Data listing:
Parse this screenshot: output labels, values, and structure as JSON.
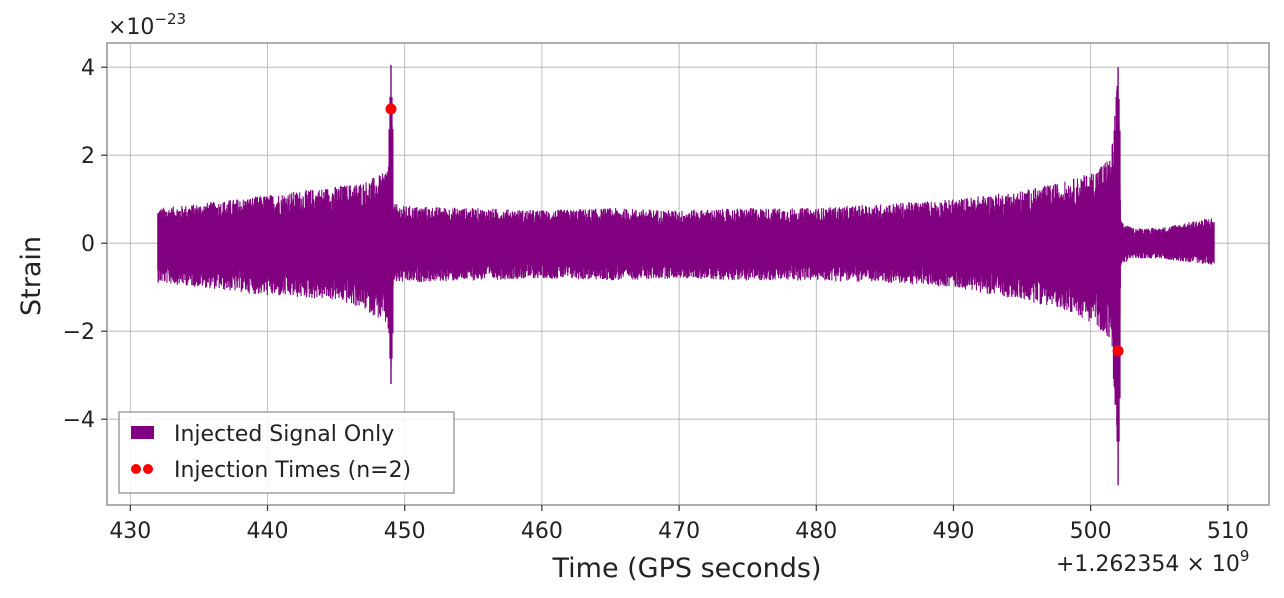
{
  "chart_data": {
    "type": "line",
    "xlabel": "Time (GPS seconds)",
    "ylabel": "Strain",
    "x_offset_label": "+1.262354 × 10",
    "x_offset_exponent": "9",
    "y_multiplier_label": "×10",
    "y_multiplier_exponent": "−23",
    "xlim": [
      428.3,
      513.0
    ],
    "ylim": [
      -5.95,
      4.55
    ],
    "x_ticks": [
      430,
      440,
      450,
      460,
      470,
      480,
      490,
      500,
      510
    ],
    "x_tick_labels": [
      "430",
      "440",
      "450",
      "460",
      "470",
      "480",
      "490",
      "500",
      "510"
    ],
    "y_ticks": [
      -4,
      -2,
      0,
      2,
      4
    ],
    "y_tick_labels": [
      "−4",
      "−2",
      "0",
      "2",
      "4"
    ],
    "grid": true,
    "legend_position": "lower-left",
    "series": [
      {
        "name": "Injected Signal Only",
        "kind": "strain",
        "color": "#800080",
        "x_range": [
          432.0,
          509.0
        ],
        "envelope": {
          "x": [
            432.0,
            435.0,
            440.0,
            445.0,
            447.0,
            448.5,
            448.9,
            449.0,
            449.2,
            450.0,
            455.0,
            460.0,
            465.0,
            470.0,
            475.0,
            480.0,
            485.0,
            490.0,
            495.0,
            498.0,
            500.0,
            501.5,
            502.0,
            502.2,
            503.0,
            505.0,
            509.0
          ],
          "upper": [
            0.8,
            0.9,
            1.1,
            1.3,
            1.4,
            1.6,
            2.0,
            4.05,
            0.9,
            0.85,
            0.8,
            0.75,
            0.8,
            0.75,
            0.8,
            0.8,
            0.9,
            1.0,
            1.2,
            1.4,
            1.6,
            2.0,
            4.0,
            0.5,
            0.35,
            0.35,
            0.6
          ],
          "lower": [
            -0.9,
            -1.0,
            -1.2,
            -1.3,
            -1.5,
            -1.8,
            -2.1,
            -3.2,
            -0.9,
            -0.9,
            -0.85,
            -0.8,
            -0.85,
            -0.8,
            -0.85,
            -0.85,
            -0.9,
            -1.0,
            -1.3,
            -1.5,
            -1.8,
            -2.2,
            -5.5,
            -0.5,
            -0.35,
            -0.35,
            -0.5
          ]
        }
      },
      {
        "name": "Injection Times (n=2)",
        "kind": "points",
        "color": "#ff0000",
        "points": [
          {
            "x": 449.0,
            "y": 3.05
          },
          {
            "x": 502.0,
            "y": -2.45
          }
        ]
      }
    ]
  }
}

PROMPT
Restate the records word for word, omitting images.

WORKED ANSWER
Parse this screenshot: output labels, values, and structure as JSON.
{
  "chart_data": {
    "type": "line",
    "xlabel": "Time (GPS seconds)",
    "ylabel": "Strain",
    "x_offset_label": "+1.262354 × 10",
    "x_offset_exponent": "9",
    "y_multiplier_label": "×10",
    "y_multiplier_exponent": "−23",
    "xlim": [
      428.3,
      513.0
    ],
    "ylim": [
      -5.95,
      4.55
    ],
    "x_ticks": [
      430,
      440,
      450,
      460,
      470,
      480,
      490,
      500,
      510
    ],
    "x_tick_labels": [
      "430",
      "440",
      "450",
      "460",
      "470",
      "480",
      "490",
      "500",
      "510"
    ],
    "y_ticks": [
      -4,
      -2,
      0,
      2,
      4
    ],
    "y_tick_labels": [
      "−4",
      "−2",
      "0",
      "2",
      "4"
    ],
    "grid": true,
    "legend_position": "lower-left",
    "series": [
      {
        "name": "Injected Signal Only",
        "kind": "strain",
        "color": "#800080",
        "x_range": [
          432.0,
          509.0
        ],
        "envelope": {
          "x": [
            432.0,
            435.0,
            440.0,
            445.0,
            447.0,
            448.5,
            448.9,
            449.0,
            449.2,
            450.0,
            455.0,
            460.0,
            465.0,
            470.0,
            475.0,
            480.0,
            485.0,
            490.0,
            495.0,
            498.0,
            500.0,
            501.5,
            502.0,
            502.2,
            503.0,
            505.0,
            509.0
          ],
          "upper": [
            0.8,
            0.9,
            1.1,
            1.3,
            1.4,
            1.6,
            2.0,
            4.05,
            0.9,
            0.85,
            0.8,
            0.75,
            0.8,
            0.75,
            0.8,
            0.8,
            0.9,
            1.0,
            1.2,
            1.4,
            1.6,
            2.0,
            4.0,
            0.5,
            0.35,
            0.35,
            0.6
          ],
          "lower": [
            -0.9,
            -1.0,
            -1.2,
            -1.3,
            -1.5,
            -1.8,
            -2.1,
            -3.2,
            -0.9,
            -0.9,
            -0.85,
            -0.8,
            -0.85,
            -0.8,
            -0.85,
            -0.85,
            -0.9,
            -1.0,
            -1.3,
            -1.5,
            -1.8,
            -2.2,
            -5.5,
            -0.5,
            -0.35,
            -0.35,
            -0.5
          ]
        }
      },
      {
        "name": "Injection Times (n=2)",
        "kind": "points",
        "color": "#ff0000",
        "points": [
          {
            "x": 449.0,
            "y": 3.05
          },
          {
            "x": 502.0,
            "y": -2.45
          }
        ]
      }
    ]
  }
}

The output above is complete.